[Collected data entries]
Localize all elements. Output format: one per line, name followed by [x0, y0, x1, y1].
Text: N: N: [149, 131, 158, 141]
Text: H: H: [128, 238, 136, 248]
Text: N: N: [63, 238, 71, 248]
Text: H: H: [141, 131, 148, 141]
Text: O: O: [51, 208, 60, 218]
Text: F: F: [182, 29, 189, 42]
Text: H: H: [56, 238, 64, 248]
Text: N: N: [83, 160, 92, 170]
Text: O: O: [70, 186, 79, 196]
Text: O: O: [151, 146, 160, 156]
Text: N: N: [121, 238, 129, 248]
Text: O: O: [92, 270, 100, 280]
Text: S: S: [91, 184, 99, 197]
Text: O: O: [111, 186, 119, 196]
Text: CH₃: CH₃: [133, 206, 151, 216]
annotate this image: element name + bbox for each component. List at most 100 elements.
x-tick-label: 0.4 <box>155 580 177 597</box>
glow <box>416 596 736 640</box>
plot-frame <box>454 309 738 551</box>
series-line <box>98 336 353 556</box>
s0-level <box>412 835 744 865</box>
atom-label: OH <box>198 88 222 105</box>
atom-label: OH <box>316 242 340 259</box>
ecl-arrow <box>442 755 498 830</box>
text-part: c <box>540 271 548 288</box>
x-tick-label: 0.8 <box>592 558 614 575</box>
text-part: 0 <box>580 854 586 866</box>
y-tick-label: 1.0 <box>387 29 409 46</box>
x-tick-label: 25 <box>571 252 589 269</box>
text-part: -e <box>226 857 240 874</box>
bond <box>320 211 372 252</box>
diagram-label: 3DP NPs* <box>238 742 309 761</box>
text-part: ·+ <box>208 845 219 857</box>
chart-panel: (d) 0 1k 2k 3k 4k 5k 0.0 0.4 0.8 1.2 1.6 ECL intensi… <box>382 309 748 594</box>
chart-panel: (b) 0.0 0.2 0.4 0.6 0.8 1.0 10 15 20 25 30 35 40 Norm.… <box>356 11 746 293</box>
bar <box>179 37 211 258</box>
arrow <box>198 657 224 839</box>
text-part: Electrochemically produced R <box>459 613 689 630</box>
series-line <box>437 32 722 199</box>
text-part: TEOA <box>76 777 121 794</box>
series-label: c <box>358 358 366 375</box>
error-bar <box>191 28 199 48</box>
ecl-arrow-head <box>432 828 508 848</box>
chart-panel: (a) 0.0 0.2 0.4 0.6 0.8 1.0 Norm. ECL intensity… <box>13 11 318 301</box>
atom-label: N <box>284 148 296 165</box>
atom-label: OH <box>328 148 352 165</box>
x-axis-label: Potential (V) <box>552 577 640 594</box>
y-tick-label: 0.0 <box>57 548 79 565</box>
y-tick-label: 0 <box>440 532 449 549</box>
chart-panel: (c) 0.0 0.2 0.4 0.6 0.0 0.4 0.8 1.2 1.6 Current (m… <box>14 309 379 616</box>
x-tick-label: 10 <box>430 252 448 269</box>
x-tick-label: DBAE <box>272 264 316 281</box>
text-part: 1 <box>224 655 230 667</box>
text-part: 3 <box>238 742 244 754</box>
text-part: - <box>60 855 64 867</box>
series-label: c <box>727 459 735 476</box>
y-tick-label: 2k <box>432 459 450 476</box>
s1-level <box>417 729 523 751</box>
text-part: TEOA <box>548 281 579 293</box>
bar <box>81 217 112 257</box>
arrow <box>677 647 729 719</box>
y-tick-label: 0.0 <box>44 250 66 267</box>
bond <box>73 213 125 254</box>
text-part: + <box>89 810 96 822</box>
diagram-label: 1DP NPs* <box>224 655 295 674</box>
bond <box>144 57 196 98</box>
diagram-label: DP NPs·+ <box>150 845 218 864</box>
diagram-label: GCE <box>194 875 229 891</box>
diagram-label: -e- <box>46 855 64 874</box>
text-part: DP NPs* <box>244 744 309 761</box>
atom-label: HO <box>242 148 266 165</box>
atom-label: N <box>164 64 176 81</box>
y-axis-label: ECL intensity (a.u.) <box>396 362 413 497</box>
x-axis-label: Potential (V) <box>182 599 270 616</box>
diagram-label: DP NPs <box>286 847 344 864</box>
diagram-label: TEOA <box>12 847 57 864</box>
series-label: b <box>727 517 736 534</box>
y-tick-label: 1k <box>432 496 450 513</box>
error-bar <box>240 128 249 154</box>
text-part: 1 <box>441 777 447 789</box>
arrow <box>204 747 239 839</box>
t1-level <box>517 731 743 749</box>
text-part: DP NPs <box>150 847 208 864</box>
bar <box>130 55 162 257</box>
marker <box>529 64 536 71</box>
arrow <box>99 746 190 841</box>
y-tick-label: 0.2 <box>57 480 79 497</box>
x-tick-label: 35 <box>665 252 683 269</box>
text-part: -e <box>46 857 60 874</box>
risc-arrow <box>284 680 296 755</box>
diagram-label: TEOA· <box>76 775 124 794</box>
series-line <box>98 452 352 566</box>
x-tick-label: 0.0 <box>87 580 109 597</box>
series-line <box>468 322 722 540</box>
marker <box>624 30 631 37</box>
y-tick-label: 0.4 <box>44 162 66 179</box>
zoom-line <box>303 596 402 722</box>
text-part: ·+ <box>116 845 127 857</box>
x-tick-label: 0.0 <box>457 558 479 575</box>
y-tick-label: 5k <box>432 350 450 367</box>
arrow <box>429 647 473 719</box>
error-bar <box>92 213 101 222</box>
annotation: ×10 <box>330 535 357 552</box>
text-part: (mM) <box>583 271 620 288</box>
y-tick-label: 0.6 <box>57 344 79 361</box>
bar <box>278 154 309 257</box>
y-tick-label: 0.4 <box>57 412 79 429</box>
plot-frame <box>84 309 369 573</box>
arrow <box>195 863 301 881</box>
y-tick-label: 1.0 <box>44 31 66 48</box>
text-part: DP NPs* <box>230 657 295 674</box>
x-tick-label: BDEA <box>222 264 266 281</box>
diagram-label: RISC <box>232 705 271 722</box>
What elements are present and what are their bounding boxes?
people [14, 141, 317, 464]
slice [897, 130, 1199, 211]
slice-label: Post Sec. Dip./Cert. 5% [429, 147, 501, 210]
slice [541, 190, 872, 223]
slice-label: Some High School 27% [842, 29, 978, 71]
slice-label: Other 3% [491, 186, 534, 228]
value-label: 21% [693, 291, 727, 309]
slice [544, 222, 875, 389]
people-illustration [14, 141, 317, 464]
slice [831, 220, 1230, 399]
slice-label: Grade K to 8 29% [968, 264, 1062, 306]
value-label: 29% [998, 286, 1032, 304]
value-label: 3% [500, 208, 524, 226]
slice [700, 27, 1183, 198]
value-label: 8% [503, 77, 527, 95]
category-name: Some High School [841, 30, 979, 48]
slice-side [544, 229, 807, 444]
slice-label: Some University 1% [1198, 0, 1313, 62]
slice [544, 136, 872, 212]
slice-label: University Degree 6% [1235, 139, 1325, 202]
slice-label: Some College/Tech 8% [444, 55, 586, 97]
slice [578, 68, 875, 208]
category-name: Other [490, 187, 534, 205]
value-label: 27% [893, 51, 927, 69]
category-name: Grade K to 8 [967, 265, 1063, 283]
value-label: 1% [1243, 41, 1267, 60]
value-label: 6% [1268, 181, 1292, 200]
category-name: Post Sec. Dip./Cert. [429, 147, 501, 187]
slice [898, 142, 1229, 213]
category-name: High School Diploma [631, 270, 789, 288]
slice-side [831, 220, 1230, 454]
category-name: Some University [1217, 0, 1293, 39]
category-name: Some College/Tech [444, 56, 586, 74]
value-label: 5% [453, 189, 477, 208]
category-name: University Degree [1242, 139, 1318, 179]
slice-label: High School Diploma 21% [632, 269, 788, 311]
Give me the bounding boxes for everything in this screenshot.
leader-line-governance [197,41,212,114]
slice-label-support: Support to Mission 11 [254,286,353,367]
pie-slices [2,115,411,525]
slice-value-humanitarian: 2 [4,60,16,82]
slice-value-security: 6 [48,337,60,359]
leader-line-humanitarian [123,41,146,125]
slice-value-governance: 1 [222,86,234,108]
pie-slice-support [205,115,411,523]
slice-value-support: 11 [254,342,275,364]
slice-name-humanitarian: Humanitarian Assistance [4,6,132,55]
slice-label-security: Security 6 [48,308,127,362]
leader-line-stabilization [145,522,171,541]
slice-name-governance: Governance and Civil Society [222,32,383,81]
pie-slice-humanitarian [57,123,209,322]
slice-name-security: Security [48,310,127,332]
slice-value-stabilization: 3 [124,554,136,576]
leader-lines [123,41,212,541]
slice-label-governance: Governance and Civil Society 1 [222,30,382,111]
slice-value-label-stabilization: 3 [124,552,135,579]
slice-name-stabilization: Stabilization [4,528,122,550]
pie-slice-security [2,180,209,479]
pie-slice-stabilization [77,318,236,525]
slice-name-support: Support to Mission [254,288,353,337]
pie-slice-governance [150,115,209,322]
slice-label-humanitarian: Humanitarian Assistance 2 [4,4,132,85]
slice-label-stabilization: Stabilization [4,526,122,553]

TASK OBJECTIVE -> Reproduce word for word the records from their first line up to and including the line that contains "text-part: TEOA <box>76 777 121 794</box>".

RESULT OF THIS TASK ->
Localize all elements. Output format: one per line, name followed by [x0, y0, x1, y1].
Text: N: N: [149, 131, 158, 141]
Text: H: H: [128, 238, 136, 248]
Text: N: N: [63, 238, 71, 248]
Text: H: H: [141, 131, 148, 141]
Text: O: O: [51, 208, 60, 218]
Text: F: F: [182, 29, 189, 42]
Text: H: H: [56, 238, 64, 248]
Text: N: N: [83, 160, 92, 170]
Text: O: O: [70, 186, 79, 196]
Text: O: O: [151, 146, 160, 156]
Text: N: N: [121, 238, 129, 248]
Text: O: O: [92, 270, 100, 280]
Text: S: S: [91, 184, 99, 197]
Text: O: O: [111, 186, 119, 196]
Text: CH₃: CH₃: [133, 206, 151, 216]
annotate this image: element name + bbox for each component. List at most 100 elements.
x-tick-label: 0.4 <box>155 580 177 597</box>
glow <box>416 596 736 640</box>
plot-frame <box>454 309 738 551</box>
series-line <box>98 336 353 556</box>
s0-level <box>412 835 744 865</box>
atom-label: OH <box>198 88 222 105</box>
atom-label: OH <box>316 242 340 259</box>
ecl-arrow <box>442 755 498 830</box>
text-part: c <box>540 271 548 288</box>
x-tick-label: 0.8 <box>592 558 614 575</box>
text-part: 0 <box>580 854 586 866</box>
y-tick-label: 1.0 <box>387 29 409 46</box>
x-tick-label: 25 <box>571 252 589 269</box>
text-part: -e <box>226 857 240 874</box>
bond <box>320 211 372 252</box>
diagram-label: 3DP NPs* <box>238 742 309 761</box>
text-part: ·+ <box>208 845 219 857</box>
chart-panel: (d) 0 1k 2k 3k 4k 5k 0.0 0.4 0.8 1.2 1.6 ECL intensi… <box>382 309 748 594</box>
chart-panel: (b) 0.0 0.2 0.4 0.6 0.8 1.0 10 15 20 25 30 35 40 Norm.… <box>356 11 746 293</box>
bar <box>179 37 211 258</box>
arrow <box>198 657 224 839</box>
text-part: Electrochemically produced R <box>459 613 689 630</box>
series-line <box>437 32 722 199</box>
text-part: TEOA <box>76 777 121 794</box>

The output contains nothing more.